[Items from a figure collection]
========================================================================
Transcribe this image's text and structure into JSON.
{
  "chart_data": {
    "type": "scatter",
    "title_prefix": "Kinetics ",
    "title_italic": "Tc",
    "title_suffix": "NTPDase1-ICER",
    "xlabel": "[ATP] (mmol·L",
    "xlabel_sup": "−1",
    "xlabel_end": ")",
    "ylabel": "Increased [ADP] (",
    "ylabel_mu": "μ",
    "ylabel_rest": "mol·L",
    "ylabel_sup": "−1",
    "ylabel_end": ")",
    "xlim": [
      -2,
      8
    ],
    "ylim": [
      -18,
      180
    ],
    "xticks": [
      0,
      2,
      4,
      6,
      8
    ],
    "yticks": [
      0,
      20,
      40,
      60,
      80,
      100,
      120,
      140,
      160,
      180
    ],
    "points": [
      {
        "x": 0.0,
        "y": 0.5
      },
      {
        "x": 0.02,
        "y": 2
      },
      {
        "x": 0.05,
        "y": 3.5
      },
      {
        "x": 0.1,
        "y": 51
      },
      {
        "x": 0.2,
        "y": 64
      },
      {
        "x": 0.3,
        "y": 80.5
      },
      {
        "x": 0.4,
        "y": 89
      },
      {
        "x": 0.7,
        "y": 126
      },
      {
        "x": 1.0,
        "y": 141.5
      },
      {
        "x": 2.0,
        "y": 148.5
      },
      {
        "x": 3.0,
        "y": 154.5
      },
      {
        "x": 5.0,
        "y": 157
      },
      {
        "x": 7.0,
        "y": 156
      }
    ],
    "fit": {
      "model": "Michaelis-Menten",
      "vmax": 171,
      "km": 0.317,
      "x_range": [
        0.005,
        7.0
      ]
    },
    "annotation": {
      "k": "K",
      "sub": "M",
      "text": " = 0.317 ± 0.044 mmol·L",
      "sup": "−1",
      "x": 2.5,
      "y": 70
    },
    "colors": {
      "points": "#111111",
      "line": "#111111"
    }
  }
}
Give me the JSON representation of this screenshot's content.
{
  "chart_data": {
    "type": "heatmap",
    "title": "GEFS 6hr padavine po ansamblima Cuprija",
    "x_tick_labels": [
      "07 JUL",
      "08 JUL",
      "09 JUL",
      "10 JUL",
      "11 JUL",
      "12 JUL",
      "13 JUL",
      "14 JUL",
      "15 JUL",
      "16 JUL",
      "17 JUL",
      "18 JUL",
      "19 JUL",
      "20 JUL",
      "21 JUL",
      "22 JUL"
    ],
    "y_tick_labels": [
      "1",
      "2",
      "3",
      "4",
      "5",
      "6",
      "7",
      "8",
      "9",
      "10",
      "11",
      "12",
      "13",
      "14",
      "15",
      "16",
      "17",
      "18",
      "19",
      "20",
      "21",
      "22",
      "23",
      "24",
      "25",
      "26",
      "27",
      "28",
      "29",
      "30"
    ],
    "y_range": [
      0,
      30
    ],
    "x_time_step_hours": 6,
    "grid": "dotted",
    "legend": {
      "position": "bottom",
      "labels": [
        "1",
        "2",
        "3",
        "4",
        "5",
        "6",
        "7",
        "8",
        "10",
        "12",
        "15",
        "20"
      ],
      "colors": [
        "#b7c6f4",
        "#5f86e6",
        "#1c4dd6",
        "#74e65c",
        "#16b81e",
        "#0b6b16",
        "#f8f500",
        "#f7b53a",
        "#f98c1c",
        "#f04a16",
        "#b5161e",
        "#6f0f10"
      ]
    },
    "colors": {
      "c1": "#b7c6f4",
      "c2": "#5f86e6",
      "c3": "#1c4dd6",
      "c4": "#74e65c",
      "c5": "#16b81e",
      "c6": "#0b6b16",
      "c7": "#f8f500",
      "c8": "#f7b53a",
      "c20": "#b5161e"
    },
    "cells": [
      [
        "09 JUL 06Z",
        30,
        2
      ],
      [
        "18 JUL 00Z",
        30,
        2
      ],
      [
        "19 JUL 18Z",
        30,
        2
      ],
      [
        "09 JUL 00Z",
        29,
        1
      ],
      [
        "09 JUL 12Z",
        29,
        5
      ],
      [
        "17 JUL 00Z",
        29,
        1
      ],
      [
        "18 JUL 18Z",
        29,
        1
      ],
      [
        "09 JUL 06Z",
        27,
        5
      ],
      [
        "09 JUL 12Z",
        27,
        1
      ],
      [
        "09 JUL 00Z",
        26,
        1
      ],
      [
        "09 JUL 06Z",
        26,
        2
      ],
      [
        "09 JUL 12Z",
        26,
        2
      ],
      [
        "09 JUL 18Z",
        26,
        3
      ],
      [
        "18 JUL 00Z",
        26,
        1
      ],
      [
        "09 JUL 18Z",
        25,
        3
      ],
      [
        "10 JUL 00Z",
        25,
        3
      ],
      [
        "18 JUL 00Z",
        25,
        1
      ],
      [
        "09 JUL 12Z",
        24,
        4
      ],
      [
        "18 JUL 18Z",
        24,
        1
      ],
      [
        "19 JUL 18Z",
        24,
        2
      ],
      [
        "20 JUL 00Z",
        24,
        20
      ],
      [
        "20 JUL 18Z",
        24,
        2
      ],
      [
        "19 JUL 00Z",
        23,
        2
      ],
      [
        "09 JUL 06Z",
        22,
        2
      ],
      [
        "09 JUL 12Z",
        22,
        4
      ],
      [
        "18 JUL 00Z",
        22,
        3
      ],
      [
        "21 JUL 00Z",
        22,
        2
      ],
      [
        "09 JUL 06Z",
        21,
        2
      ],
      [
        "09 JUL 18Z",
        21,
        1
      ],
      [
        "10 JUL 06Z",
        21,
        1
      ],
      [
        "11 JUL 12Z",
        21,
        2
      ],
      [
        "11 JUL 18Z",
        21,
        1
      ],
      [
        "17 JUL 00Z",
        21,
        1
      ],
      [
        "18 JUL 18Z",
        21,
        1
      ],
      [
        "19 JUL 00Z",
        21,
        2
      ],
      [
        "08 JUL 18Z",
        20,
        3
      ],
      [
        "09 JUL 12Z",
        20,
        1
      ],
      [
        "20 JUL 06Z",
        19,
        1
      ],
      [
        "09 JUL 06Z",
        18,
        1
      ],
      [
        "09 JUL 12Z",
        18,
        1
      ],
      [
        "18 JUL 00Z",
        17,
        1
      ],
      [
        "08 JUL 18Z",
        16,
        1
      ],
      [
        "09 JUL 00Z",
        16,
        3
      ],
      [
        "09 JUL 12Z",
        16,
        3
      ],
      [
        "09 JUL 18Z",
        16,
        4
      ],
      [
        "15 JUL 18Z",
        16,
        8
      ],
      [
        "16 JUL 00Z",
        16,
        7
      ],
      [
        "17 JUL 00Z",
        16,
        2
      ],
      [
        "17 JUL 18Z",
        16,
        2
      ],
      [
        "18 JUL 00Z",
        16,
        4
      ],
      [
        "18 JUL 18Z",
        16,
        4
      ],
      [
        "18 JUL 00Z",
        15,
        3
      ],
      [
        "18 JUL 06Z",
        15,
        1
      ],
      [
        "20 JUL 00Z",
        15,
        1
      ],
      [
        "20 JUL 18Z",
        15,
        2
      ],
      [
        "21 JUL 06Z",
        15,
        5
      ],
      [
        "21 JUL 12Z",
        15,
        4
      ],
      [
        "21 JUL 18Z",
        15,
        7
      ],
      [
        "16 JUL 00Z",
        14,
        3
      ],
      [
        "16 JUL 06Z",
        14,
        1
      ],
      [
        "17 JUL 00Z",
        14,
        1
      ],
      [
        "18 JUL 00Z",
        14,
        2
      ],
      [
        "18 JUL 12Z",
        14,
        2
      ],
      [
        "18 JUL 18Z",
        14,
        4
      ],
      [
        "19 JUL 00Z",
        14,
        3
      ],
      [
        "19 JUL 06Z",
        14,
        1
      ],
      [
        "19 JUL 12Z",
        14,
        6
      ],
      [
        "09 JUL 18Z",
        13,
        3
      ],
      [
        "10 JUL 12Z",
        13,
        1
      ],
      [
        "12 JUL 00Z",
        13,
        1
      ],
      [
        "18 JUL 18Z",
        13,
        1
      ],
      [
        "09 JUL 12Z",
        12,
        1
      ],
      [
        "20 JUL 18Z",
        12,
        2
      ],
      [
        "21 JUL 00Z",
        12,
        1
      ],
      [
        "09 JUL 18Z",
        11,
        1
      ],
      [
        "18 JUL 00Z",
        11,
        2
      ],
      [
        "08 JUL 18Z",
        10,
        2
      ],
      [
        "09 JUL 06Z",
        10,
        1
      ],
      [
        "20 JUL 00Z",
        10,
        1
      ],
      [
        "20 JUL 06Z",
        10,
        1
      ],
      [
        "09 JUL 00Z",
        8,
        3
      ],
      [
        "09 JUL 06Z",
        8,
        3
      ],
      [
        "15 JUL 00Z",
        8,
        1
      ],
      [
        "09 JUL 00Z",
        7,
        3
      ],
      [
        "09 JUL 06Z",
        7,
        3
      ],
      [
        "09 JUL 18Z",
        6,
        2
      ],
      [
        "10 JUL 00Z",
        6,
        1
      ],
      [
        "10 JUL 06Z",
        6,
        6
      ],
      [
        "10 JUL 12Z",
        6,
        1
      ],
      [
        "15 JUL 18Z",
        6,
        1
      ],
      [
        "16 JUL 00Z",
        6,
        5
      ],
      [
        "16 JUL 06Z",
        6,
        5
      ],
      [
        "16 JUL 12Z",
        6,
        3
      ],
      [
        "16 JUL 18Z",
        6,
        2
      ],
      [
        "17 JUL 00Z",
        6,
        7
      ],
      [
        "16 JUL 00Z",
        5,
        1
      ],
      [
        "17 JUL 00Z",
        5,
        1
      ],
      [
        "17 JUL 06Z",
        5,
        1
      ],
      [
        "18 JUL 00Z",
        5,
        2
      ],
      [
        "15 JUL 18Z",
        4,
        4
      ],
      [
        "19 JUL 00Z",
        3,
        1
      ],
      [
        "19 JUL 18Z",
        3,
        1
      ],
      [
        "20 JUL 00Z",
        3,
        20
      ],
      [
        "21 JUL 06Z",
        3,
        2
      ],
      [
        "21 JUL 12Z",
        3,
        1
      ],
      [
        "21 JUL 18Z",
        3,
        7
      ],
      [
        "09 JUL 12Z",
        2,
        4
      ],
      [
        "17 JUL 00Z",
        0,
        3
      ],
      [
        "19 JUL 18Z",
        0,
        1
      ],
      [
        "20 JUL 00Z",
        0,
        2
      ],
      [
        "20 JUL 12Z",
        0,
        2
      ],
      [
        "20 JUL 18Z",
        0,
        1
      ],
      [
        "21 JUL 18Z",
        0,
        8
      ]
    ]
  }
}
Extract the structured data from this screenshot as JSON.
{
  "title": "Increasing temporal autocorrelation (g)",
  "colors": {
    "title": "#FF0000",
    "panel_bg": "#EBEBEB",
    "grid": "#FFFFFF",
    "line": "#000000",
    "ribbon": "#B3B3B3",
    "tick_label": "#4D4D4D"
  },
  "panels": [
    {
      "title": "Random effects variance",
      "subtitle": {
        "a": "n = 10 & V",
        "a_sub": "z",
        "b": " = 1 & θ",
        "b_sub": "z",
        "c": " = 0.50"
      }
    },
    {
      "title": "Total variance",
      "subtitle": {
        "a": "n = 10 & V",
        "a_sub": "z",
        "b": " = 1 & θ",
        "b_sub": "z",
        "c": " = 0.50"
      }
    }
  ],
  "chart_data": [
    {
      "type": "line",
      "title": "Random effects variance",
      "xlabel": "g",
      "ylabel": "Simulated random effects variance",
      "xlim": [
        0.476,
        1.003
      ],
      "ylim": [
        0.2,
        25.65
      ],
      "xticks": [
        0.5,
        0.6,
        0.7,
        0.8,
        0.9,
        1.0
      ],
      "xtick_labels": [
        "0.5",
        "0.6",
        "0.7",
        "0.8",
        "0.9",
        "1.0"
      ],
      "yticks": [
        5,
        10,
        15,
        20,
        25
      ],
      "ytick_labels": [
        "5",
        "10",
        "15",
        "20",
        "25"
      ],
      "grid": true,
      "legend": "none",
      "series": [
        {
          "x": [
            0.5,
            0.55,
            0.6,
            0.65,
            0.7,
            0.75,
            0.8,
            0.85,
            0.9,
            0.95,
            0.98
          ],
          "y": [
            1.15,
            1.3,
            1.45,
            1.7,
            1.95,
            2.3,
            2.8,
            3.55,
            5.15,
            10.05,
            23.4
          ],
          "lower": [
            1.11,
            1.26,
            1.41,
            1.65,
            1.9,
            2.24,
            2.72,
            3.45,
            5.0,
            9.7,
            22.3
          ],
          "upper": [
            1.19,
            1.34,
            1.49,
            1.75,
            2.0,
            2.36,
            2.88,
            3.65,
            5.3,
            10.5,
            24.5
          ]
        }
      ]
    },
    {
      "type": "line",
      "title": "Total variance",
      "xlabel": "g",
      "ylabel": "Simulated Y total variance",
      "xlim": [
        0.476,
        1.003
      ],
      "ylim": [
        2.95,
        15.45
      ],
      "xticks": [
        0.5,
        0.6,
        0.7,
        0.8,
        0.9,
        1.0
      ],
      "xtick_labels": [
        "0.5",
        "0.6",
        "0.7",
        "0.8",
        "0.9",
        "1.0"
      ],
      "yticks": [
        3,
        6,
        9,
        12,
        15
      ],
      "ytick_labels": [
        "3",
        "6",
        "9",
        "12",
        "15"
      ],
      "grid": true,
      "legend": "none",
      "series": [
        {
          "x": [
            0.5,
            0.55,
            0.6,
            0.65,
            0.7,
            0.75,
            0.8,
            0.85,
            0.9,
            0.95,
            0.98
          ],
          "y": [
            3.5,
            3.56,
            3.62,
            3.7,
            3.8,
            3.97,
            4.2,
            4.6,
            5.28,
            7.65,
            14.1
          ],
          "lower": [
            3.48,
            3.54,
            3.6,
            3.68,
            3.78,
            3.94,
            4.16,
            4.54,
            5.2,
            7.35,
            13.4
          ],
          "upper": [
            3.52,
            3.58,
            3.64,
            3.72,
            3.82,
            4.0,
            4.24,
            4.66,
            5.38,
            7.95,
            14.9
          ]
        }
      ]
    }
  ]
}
========================================================================
• THE EXERCISE
Looking back at the lines above, state how many contain the word "Simulated", and supply nothing besides the number.

• COMPLETE RESPONSE
2